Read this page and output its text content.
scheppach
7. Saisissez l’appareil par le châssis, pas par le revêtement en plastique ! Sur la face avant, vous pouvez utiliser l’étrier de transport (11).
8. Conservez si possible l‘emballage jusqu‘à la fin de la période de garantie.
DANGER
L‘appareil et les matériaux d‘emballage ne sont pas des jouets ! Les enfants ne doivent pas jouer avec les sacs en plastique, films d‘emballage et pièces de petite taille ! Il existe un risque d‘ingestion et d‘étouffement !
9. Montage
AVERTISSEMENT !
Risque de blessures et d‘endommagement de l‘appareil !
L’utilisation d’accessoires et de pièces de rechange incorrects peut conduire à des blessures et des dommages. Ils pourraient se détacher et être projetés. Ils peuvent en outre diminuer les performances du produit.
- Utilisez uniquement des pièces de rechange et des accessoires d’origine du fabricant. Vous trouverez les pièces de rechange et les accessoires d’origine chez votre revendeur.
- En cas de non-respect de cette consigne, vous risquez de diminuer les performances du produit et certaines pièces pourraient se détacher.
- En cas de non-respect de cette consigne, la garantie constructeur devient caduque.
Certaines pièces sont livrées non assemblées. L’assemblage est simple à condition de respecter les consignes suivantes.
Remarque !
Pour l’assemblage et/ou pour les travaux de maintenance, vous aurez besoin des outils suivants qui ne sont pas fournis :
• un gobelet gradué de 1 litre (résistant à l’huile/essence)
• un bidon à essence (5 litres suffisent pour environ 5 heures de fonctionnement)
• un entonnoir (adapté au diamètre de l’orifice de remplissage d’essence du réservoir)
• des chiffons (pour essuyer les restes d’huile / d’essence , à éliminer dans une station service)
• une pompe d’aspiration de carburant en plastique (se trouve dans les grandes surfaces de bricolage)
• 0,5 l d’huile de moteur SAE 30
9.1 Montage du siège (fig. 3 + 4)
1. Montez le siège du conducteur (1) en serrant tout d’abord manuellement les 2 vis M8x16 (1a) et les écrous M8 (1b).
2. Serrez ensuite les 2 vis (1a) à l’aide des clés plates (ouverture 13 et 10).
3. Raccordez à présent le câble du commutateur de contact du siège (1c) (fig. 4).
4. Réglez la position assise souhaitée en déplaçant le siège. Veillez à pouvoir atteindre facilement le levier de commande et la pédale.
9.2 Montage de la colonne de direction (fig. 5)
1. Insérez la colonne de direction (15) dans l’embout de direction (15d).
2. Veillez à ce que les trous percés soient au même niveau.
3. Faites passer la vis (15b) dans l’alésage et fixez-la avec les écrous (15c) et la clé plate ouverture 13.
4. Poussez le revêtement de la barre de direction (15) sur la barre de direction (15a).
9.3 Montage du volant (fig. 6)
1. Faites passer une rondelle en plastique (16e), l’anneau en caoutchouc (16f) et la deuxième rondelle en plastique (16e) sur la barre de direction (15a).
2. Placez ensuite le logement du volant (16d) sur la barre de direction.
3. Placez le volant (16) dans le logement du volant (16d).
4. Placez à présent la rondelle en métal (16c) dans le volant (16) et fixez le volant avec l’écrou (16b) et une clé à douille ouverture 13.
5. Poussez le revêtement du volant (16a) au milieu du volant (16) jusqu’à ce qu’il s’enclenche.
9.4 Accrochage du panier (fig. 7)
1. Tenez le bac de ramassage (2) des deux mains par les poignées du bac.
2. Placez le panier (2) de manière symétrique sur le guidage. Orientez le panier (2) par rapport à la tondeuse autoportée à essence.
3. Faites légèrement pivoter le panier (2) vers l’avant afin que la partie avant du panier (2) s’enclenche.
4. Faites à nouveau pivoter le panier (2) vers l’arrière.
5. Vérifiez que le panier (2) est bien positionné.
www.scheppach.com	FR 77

----

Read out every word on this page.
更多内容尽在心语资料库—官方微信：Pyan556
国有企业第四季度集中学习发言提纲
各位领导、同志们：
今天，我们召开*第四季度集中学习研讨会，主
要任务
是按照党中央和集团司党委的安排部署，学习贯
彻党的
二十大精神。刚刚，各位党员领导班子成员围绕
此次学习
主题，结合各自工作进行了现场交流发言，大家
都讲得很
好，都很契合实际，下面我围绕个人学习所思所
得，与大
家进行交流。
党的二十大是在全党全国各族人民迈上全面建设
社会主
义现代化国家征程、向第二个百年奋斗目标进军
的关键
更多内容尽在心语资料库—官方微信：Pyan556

----

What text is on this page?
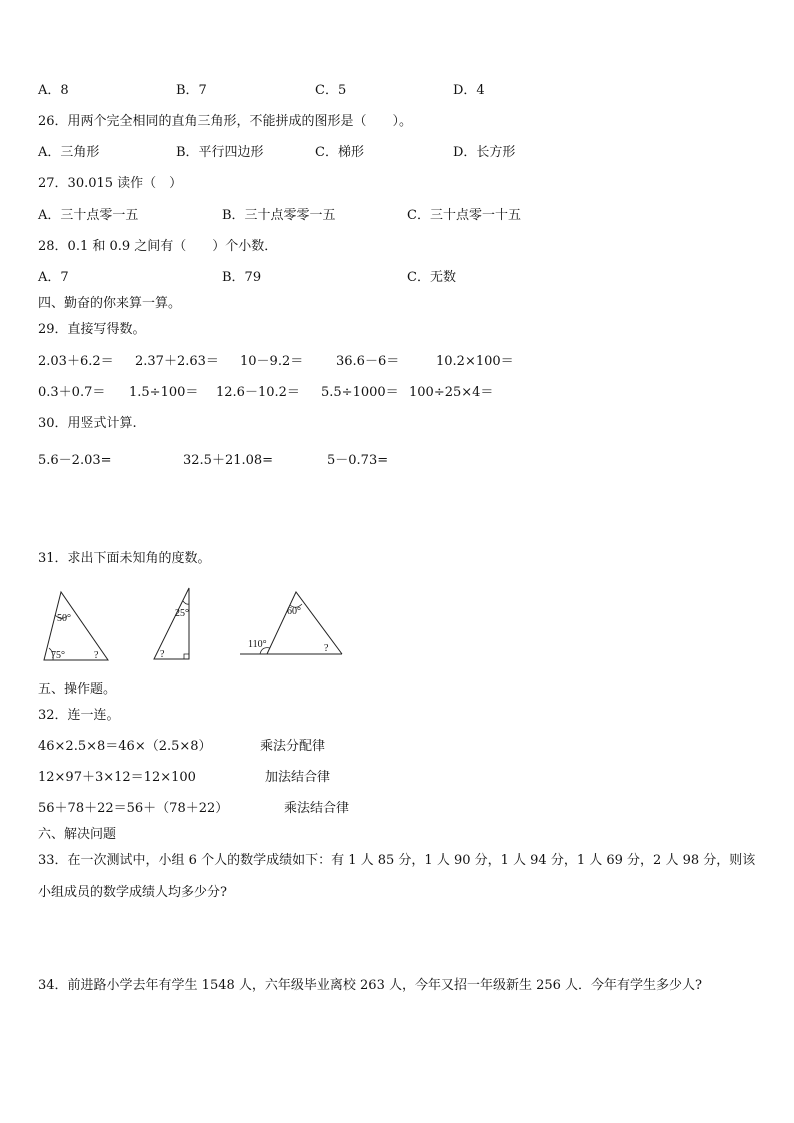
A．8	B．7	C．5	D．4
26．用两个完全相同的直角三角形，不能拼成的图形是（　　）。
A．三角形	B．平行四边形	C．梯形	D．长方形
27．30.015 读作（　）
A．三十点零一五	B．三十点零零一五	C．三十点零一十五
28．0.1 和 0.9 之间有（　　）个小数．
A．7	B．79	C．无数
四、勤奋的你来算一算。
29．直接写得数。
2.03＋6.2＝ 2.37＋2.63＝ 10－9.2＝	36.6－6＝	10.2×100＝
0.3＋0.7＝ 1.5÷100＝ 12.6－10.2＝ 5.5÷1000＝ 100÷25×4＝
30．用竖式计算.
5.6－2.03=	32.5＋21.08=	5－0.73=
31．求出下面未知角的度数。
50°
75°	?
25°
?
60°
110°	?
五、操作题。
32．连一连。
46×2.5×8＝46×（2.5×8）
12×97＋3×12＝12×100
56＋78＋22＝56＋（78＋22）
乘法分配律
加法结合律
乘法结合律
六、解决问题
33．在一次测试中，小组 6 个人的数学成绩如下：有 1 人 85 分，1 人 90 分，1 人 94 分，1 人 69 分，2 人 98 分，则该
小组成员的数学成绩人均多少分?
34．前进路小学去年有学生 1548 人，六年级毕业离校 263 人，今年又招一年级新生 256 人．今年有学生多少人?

----

EXERCISE:
Look through the material above. Copy each line where the word "rechange" appears.

EXPECTED ANSWER:
L’utilisation d’accessoires et de pièces de rechange incorrects peut conduire à des blessures et des dommages. Ils pourraient se détacher et être projetés. Ils peuvent en outre diminuer les performances du produit.
- Utilisez uniquement des pièces de rechange et des accessoires d’origine du fabricant. Vous trouverez les pièces de rechange et les accessoires d’origine chez votre revendeur.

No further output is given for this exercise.